RECORDS SHOWN:
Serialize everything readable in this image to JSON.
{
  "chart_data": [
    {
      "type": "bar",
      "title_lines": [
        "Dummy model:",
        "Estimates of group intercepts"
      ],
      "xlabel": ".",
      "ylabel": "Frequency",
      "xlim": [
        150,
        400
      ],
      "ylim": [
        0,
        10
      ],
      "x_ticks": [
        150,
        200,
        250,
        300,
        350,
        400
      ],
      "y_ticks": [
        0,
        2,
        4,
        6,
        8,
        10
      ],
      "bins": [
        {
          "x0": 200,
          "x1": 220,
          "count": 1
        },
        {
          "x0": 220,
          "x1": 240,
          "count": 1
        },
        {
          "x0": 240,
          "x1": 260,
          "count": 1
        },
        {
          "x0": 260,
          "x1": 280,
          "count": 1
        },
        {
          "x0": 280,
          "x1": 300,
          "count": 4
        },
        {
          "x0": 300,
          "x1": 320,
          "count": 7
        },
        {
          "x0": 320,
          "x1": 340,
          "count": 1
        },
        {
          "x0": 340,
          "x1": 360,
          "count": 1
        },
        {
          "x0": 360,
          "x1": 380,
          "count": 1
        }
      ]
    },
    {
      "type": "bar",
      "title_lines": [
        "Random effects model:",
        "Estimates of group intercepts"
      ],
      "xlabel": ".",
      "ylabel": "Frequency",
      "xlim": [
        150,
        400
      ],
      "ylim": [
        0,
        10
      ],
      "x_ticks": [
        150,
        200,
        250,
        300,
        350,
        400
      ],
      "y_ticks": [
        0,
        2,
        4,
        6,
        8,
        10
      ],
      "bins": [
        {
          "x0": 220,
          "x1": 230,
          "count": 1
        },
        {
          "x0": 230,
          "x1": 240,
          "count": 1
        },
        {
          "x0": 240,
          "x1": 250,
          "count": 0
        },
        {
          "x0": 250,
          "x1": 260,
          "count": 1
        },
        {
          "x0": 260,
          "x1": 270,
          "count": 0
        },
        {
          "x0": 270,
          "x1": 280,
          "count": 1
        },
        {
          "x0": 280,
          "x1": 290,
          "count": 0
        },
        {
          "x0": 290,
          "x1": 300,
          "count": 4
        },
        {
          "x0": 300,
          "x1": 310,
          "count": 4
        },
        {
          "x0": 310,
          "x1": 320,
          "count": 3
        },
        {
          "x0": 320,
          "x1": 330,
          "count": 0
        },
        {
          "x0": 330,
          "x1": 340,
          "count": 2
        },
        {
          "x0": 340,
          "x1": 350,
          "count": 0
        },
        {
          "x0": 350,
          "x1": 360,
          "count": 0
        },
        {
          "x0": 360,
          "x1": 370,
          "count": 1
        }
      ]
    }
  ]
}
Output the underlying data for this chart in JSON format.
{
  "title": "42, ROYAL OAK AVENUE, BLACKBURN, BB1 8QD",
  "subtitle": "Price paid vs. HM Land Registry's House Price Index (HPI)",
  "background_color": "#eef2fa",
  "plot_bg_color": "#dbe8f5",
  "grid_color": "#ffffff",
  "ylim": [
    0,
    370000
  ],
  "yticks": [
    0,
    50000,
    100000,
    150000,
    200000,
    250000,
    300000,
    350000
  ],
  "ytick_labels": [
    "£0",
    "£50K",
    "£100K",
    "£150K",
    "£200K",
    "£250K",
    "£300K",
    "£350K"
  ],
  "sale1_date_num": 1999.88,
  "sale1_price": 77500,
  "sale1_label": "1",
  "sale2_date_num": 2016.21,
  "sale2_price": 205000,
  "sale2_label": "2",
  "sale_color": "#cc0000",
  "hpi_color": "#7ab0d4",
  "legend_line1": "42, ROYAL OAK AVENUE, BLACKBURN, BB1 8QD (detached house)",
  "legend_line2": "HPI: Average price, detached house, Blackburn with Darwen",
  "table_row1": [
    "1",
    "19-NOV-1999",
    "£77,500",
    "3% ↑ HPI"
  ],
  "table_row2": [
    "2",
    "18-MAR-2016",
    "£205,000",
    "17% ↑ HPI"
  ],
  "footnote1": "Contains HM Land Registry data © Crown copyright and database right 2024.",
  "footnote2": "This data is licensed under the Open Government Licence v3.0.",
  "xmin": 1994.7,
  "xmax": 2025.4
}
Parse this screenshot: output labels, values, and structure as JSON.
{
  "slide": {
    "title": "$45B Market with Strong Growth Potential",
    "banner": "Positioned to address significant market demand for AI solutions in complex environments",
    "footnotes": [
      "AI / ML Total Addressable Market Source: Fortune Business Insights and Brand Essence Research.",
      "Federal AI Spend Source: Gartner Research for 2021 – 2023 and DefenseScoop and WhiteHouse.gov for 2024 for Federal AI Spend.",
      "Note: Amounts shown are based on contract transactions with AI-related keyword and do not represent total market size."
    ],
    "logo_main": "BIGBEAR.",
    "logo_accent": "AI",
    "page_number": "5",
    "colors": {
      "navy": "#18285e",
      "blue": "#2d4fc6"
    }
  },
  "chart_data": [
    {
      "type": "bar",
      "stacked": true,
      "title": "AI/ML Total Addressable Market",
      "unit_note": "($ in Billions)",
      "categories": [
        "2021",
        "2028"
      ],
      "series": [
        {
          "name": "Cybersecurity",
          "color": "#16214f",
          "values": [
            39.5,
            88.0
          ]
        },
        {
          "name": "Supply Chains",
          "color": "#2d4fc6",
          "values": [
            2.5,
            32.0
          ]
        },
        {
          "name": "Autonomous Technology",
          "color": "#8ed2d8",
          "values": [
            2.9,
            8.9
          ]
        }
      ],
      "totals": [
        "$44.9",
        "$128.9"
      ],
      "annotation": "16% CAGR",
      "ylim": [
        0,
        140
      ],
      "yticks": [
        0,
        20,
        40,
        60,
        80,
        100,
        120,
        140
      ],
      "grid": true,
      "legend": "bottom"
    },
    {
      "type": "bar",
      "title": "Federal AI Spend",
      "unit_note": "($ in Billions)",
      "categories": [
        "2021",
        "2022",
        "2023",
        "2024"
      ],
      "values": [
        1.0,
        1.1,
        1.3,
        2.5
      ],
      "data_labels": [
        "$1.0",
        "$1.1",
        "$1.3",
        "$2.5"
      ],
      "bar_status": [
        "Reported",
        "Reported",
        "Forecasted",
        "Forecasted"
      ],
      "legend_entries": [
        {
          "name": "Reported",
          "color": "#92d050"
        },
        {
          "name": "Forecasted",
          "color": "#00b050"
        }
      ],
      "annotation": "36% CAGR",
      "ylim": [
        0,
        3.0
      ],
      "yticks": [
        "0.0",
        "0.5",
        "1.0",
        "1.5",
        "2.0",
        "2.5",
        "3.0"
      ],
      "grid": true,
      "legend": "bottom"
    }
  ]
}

TASK REQUIREMENTS: All of the entries above should be written out again exactly.

SOLUTION FOR THIS EXERCISE:
Serialize everything readable in this image to JSON.
{
  "chart_data": [
    {
      "type": "bar",
      "title_lines": [
        "Dummy model:",
        "Estimates of group intercepts"
      ],
      "xlabel": ".",
      "ylabel": "Frequency",
      "xlim": [
        150,
        400
      ],
      "ylim": [
        0,
        10
      ],
      "x_ticks": [
        150,
        200,
        250,
        300,
        350,
        400
      ],
      "y_ticks": [
        0,
        2,
        4,
        6,
        8,
        10
      ],
      "bins": [
        {
          "x0": 200,
          "x1": 220,
          "count": 1
        },
        {
          "x0": 220,
          "x1": 240,
          "count": 1
        },
        {
          "x0": 240,
          "x1": 260,
          "count": 1
        },
        {
          "x0": 260,
          "x1": 280,
          "count": 1
        },
        {
          "x0": 280,
          "x1": 300,
          "count": 4
        },
        {
          "x0": 300,
          "x1": 320,
          "count": 7
        },
        {
          "x0": 320,
          "x1": 340,
          "count": 1
        },
        {
          "x0": 340,
          "x1": 360,
          "count": 1
        },
        {
          "x0": 360,
          "x1": 380,
          "count": 1
        }
      ]
    },
    {
      "type": "bar",
      "title_lines": [
        "Random effects model:",
        "Estimates of group intercepts"
      ],
      "xlabel": ".",
      "ylabel": "Frequency",
      "xlim": [
        150,
        400
      ],
      "ylim": [
        0,
        10
      ],
      "x_ticks": [
        150,
        200,
        250,
        300,
        350,
        400
      ],
      "y_ticks": [
        0,
        2,
        4,
        6,
        8,
        10
      ],
      "bins": [
        {
          "x0": 220,
          "x1": 230,
          "count": 1
        },
        {
          "x0": 230,
          "x1": 240,
          "count": 1
        },
        {
          "x0": 240,
          "x1": 250,
          "count": 0
        },
        {
          "x0": 250,
          "x1": 260,
          "count": 1
        },
        {
          "x0": 260,
          "x1": 270,
          "count": 0
        },
        {
          "x0": 270,
          "x1": 280,
          "count": 1
        },
        {
          "x0": 280,
          "x1": 290,
          "count": 0
        },
        {
          "x0": 290,
          "x1": 300,
          "count": 4
        },
        {
          "x0": 300,
          "x1": 310,
          "count": 4
        },
        {
          "x0": 310,
          "x1": 320,
          "count": 3
        },
        {
          "x0": 320,
          "x1": 330,
          "count": 0
        },
        {
          "x0": 330,
          "x1": 340,
          "count": 2
        },
        {
          "x0": 340,
          "x1": 350,
          "count": 0
        },
        {
          "x0": 350,
          "x1": 360,
          "count": 0
        },
        {
          "x0": 360,
          "x1": 370,
          "count": 1
        }
      ]
    }
  ]
}
Output the underlying data for this chart in JSON format.
{
  "title": "42, ROYAL OAK AVENUE, BLACKBURN, BB1 8QD",
  "subtitle": "Price paid vs. HM Land Registry's House Price Index (HPI)",
  "background_color": "#eef2fa",
  "plot_bg_color": "#dbe8f5",
  "grid_color": "#ffffff",
  "ylim": [
    0,
    370000
  ],
  "yticks": [
    0,
    50000,
    100000,
    150000,
    200000,
    250000,
    300000,
    350000
  ],
  "ytick_labels": [
    "£0",
    "£50K",
    "£100K",
    "£150K",
    "£200K",
    "£250K",
    "£300K",
    "£350K"
  ],
  "sale1_date_num": 1999.88,
  "sale1_price": 77500,
  "sale1_label": "1",
  "sale2_date_num": 2016.21,
  "sale2_price": 205000,
  "sale2_label": "2",
  "sale_color": "#cc0000",
  "hpi_color": "#7ab0d4",
  "legend_line1": "42, ROYAL OAK AVENUE, BLACKBURN, BB1 8QD (detached house)",
  "legend_line2": "HPI: Average price, detached house, Blackburn with Darwen",
  "table_row1": [
    "1",
    "19-NOV-1999",
    "£77,500",
    "3% ↑ HPI"
  ],
  "table_row2": [
    "2",
    "18-MAR-2016",
    "£205,000",
    "17% ↑ HPI"
  ],
  "footnote1": "Contains HM Land Registry data © Crown copyright and database right 2024.",
  "footnote2": "This data is licensed under the Open Government Licence v3.0.",
  "xmin": 1994.7,
  "xmax": 2025.4
}
Parse this screenshot: output labels, values, and structure as JSON.
{
  "slide": {
    "title": "$45B Market with Strong Growth Potential",
    "banner": "Positioned to address significant market demand for AI solutions in complex environments",
    "footnotes": [
      "AI / ML Total Addressable Market Source: Fortune Business Insights and Brand Essence Research.",
      "Federal AI Spend Source: Gartner Research for 2021 – 2023 and DefenseScoop and WhiteHouse.gov for 2024 for Federal AI Spend.",
      "Note: Amounts shown are based on contract transactions with AI-related keyword and do not represent total market size."
    ],
    "logo_main": "BIGBEAR.",
    "logo_accent": "AI",
    "page_number": "5",
    "colors": {
      "navy": "#18285e",
      "blue": "#2d4fc6"
    }
  },
  "chart_data": [
    {
      "type": "bar",
      "stacked": true,
      "title": "AI/ML Total Addressable Market",
      "unit_note": "($ in Billions)",
      "categories": [
        "2021",
        "2028"
      ],
      "series": [
        {
          "name": "Cybersecurity",
          "color": "#16214f",
          "values": [
            39.5,
            88.0
          ]
        },
        {
          "name": "Supply Chains",
          "color": "#2d4fc6",
          "values": [
            2.5,
            32.0
          ]
        },
        {
          "name": "Autonomous Technology",
          "color": "#8ed2d8",
          "values": [
            2.9,
            8.9
          ]
        }
      ],
      "totals": [
        "$44.9",
        "$128.9"
      ],
      "annotation": "16% CAGR",
      "ylim": [
        0,
        140
      ],
      "yticks": [
        0,
        20,
        40,
        60,
        80,
        100,
        120,
        140
      ],
      "grid": true,
      "legend": "bottom"
    },
    {
      "type": "bar",
      "title": "Federal AI Spend",
      "unit_note": "($ in Billions)",
      "categories": [
        "2021",
        "2022",
        "2023",
        "2024"
      ],
      "values": [
        1.0,
        1.1,
        1.3,
        2.5
      ],
      "data_labels": [
        "$1.0",
        "$1.1",
        "$1.3",
        "$2.5"
      ],
      "bar_status": [
        "Reported",
        "Reported",
        "Forecasted",
        "Forecasted"
      ],
      "legend_entries": [
        {
          "name": "Reported",
          "color": "#92d050"
        },
        {
          "name": "Forecasted",
          "color": "#00b050"
        }
      ],
      "annotation": "36% CAGR",
      "ylim": [
        0,
        3.0
      ],
      "yticks": [
        "0.0",
        "0.5",
        "1.0",
        "1.5",
        "2.0",
        "2.5",
        "3.0"
      ],
      "grid": true,
      "legend": "bottom"
    }
  ]
}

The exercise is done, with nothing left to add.